Dataset extract
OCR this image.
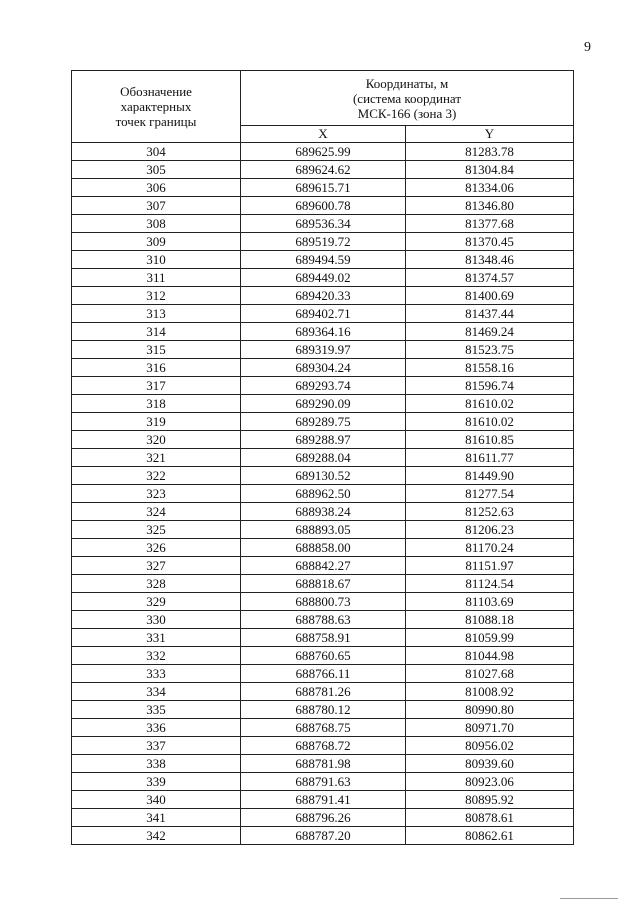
9
Обозначение
характерных
точек границы	Координаты, м
(система координат
МСК-166 (зона 3)	

	X	Y
304	689625.99	81283.78
305	689624.62	81304.84
306	689615.71	81334.06
307	689600.78	81346.80
308	689536.34	81377.68
309	689519.72	81370.45
310	689494.59	81348.46
311	689449.02	81374.57
312	689420.33	81400.69
313	689402.71	81437.44
314	689364.16	81469.24
315	689319.97	81523.75
316	689304.24	81558.16
317	689293.74	81596.74
318	689290.09	81610.02
319	689289.75	81610.02
320	689288.97	81610.85
321	689288.04	81611.77
322	689130.52	81449.90
323	688962.50	81277.54
324	688938.24	81252.63
325	688893.05	81206.23
326	688858.00	81170.24
327	688842.27	81151.97
328	688818.67	81124.54
329	688800.73	81103.69
330	688788.63	81088.18
331	688758.91	81059.99
332	688760.65	81044.98
333	688766.11	81027.68
334	688781.26	81008.92
335	688780.12	80990.80
336	688768.75	80971.70
337	688768.72	80956.02
338	688781.98	80939.60
339	688791.63	80923.06
340	688791.41	80895.92
341	688796.26	80878.61
342	688787.20	80862.61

Work to do
Restate the records word for word, omitting images.

Output of the task
OCR this image.
9
Обозначение
характерных
точек границы	Координаты, м
(система координат
МСК-166 (зона 3)	

	X	Y
304	689625.99	81283.78
305	689624.62	81304.84
306	689615.71	81334.06
307	689600.78	81346.80
308	689536.34	81377.68
309	689519.72	81370.45
310	689494.59	81348.46
311	689449.02	81374.57
312	689420.33	81400.69
313	689402.71	81437.44
314	689364.16	81469.24
315	689319.97	81523.75
316	689304.24	81558.16
317	689293.74	81596.74
318	689290.09	81610.02
319	689289.75	81610.02
320	689288.97	81610.85
321	689288.04	81611.77
322	689130.52	81449.90
323	688962.50	81277.54
324	688938.24	81252.63
325	688893.05	81206.23
326	688858.00	81170.24
327	688842.27	81151.97
328	688818.67	81124.54
329	688800.73	81103.69
330	688788.63	81088.18
331	688758.91	81059.99
332	688760.65	81044.98
333	688766.11	81027.68
334	688781.26	81008.92
335	688780.12	80990.80
336	688768.75	80971.70
337	688768.72	80956.02
338	688781.98	80939.60
339	688791.63	80923.06
340	688791.41	80895.92
341	688796.26	80878.61
342	688787.20	80862.61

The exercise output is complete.